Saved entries
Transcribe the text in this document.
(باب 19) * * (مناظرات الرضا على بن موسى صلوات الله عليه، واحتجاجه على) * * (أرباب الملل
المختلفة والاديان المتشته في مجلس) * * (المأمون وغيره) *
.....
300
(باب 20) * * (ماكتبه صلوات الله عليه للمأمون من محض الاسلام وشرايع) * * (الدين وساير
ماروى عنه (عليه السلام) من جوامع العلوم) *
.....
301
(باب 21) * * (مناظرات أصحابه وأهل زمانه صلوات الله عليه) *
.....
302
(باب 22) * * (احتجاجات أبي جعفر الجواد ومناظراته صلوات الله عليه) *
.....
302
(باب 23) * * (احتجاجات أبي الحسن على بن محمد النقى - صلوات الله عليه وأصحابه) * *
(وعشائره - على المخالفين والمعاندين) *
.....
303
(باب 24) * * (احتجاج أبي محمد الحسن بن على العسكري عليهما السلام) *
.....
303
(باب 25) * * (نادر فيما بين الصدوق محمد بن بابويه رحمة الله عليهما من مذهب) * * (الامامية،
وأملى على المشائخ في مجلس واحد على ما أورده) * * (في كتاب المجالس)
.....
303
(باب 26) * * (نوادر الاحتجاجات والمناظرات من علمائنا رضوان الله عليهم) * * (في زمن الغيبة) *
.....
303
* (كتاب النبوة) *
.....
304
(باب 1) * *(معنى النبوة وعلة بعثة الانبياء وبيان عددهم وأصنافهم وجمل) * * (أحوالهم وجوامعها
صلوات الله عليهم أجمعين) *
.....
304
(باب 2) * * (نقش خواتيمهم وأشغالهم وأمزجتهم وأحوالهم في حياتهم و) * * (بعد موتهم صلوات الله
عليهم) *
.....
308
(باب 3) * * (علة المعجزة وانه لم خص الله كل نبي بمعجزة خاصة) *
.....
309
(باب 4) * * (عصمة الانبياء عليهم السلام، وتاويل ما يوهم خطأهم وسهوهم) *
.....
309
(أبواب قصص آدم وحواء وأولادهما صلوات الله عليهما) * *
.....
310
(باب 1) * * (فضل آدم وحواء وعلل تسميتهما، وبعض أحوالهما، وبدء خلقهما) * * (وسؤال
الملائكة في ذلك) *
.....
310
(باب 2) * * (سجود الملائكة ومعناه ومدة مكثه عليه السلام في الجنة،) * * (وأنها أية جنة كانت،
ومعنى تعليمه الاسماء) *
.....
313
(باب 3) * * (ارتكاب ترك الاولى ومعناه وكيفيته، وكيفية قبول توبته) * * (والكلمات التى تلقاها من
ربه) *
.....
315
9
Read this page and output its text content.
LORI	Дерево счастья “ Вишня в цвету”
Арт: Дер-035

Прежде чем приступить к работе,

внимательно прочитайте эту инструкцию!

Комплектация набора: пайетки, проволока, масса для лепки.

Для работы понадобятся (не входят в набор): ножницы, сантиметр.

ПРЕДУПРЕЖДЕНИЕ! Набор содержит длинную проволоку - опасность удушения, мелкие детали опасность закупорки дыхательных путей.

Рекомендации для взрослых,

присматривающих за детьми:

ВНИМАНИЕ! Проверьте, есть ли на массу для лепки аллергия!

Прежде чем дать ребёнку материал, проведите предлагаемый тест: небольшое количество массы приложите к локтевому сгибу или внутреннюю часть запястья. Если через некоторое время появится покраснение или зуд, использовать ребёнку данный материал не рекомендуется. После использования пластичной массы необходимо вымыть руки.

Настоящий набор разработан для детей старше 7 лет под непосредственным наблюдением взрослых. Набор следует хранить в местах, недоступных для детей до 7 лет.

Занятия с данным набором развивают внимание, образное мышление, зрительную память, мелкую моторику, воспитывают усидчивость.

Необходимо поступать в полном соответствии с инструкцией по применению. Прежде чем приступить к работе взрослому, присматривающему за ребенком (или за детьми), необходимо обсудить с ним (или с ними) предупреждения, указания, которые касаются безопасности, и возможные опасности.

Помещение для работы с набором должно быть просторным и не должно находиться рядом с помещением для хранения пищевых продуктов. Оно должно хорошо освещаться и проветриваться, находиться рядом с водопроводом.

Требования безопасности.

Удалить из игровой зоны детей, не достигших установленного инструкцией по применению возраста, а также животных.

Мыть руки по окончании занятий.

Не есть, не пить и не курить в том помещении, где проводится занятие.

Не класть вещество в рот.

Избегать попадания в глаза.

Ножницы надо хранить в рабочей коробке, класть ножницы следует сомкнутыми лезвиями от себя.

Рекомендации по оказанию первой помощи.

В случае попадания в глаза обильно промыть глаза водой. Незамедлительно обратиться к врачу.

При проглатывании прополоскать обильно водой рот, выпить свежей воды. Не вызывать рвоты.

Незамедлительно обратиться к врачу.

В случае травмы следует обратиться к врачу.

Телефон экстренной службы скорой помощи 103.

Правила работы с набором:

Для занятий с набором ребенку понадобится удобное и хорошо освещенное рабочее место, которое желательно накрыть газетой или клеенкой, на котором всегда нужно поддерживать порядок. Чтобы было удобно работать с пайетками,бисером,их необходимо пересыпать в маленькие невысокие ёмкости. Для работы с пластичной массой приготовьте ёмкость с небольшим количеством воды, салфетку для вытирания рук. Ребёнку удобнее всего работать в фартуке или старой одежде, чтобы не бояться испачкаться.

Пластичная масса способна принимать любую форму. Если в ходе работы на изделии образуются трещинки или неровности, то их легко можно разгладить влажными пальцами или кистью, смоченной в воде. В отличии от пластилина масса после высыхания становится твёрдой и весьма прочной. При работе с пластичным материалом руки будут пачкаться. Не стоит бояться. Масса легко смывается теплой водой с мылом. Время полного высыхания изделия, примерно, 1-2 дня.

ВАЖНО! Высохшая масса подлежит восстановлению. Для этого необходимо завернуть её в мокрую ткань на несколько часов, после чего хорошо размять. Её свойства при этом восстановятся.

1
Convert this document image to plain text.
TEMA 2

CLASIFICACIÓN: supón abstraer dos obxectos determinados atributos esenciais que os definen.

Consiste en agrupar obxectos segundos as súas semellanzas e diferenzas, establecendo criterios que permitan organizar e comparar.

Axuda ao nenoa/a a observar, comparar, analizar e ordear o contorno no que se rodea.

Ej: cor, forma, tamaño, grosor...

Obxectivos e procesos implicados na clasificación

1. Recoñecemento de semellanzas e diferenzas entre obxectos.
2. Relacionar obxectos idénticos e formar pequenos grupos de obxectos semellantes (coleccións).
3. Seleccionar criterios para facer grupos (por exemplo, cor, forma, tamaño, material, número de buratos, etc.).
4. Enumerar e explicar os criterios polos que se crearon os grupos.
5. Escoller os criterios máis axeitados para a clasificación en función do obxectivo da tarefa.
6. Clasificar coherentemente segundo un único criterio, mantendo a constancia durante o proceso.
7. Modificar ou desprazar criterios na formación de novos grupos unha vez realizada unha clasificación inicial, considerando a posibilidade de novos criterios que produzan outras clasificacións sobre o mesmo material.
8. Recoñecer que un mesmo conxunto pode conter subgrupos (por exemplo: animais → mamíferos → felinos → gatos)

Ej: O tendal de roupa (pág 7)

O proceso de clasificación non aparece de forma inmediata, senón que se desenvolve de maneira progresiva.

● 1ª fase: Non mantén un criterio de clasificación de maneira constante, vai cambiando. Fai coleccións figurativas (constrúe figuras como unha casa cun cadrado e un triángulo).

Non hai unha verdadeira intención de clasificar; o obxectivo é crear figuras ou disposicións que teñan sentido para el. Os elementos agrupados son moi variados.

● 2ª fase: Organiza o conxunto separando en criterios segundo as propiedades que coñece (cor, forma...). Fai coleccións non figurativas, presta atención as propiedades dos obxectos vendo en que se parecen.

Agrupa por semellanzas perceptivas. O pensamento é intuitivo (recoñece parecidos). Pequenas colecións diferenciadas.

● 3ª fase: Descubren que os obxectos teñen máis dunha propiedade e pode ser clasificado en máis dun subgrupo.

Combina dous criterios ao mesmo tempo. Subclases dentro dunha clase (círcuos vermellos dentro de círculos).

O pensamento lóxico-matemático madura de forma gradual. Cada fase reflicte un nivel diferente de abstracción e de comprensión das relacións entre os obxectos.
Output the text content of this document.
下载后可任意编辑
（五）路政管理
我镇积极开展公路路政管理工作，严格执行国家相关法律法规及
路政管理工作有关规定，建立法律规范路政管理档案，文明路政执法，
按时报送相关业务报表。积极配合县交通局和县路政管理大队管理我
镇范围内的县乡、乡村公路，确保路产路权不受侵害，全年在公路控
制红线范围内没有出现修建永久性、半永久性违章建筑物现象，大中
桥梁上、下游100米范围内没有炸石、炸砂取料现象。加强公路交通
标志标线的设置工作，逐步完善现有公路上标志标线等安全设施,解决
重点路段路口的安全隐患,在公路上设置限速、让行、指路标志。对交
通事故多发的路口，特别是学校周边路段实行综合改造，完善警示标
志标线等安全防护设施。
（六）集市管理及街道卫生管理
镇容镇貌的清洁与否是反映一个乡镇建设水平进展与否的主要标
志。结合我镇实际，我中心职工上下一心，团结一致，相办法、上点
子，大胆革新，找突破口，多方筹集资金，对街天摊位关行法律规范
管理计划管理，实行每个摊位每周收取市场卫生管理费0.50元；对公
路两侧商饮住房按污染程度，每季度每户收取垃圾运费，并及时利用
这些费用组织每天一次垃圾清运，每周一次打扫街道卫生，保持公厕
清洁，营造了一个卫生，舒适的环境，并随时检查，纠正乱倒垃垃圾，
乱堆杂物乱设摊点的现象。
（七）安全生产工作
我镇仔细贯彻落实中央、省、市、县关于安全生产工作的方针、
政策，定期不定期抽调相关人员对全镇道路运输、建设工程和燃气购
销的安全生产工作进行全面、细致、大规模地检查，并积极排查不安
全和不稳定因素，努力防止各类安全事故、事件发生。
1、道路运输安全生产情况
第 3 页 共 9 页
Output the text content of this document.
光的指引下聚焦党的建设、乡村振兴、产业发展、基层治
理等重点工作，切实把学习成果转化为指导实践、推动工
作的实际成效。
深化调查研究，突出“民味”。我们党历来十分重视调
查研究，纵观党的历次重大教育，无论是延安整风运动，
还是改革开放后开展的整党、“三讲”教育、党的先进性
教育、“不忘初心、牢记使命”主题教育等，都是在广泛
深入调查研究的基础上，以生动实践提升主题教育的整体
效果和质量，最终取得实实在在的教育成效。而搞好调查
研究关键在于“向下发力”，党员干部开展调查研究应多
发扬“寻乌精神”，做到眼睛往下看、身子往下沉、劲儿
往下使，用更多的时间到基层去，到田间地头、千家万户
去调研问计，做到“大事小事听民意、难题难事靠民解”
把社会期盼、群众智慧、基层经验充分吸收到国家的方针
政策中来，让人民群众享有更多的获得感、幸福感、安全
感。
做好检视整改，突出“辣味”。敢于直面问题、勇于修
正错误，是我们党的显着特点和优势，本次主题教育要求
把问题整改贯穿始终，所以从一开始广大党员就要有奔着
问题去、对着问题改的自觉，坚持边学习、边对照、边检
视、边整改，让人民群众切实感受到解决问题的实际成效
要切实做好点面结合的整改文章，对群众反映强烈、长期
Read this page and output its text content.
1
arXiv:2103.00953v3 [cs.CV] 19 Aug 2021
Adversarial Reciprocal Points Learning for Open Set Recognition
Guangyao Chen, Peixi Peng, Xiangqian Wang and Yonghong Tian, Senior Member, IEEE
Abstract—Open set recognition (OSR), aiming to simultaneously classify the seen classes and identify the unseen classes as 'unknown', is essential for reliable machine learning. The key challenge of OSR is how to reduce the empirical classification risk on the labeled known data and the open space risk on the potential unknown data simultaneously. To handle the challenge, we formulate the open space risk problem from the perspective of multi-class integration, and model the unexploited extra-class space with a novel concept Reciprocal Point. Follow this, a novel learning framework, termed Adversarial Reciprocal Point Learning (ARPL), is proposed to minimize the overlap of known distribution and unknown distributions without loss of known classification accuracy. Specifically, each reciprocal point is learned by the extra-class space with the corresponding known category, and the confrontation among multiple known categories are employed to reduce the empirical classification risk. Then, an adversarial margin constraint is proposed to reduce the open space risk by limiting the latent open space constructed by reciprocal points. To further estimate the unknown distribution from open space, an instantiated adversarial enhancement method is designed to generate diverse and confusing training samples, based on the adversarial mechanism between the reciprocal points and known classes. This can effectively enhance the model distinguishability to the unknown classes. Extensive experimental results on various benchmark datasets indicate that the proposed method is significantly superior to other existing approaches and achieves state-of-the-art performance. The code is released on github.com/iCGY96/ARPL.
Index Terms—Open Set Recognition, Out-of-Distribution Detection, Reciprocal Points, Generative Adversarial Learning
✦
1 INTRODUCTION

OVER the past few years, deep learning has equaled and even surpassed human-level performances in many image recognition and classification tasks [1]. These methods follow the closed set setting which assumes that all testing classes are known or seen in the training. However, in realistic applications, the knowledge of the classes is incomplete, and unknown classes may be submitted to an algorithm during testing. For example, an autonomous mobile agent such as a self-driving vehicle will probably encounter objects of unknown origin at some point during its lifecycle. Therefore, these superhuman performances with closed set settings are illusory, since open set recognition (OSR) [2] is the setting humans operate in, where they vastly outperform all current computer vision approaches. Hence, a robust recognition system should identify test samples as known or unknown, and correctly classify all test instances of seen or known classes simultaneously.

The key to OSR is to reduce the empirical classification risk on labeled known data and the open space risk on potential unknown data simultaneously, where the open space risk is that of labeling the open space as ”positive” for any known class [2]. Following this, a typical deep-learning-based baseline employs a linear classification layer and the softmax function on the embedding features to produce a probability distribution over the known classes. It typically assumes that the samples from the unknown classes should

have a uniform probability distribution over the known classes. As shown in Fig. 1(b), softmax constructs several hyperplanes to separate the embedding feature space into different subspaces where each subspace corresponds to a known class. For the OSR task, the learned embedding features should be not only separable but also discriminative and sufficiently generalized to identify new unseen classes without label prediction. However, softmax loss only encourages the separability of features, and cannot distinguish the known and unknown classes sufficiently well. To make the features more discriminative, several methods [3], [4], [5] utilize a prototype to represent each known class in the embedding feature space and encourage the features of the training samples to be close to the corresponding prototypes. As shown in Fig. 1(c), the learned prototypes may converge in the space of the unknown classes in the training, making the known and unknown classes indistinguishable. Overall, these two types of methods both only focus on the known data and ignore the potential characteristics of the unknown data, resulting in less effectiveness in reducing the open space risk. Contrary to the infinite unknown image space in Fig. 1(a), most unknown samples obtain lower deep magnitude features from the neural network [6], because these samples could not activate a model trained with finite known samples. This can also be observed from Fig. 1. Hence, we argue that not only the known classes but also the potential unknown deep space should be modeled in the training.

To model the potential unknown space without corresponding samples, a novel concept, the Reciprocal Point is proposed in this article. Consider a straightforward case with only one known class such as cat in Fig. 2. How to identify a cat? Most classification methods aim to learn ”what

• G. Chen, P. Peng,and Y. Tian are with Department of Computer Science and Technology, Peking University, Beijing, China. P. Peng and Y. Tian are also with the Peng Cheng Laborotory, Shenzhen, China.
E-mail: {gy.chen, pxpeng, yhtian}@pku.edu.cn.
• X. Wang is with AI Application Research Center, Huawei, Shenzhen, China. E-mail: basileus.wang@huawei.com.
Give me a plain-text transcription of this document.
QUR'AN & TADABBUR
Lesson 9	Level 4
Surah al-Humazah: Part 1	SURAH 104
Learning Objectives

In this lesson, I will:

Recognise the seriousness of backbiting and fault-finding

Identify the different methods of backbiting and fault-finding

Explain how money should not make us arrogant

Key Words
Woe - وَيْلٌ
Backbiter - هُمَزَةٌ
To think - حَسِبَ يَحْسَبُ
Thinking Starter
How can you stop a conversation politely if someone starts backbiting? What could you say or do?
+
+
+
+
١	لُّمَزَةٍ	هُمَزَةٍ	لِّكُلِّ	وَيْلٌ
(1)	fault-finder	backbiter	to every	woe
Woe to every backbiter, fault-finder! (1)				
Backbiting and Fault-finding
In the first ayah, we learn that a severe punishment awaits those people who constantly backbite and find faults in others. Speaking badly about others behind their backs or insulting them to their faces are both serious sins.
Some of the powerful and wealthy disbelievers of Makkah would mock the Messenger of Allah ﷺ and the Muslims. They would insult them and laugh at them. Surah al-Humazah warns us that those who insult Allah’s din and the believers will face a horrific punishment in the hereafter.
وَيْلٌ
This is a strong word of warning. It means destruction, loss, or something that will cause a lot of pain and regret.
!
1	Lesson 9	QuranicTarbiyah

> [WHAT YOU SHOULD DO]:
Copy out all lines that carry the word "водой".

> [REPLY TO THE EXERCISE]:
В случае попадания в глаза обильно промыть глаза водой. Незамедлительно обратиться к врачу.
При проглатывании прополоскать обильно водой рот, выпить свежей воды. Не вызывать рвоты.
Пластичная масса способна принимать любую форму. Если в ходе работы на изделии образуются трещинки или неровности, то их легко можно разгладить влажными пальцами или кистью, смоченной в воде. В отличии от пластилина масса после высыхания становится твёрдой и весьма прочной. При работе с пластичным материалом руки будут пачкаться. Не стоит бояться. Масса легко смывается теплой водой с мылом. Время полного высыхания изделия, примерно, 1-2 дня.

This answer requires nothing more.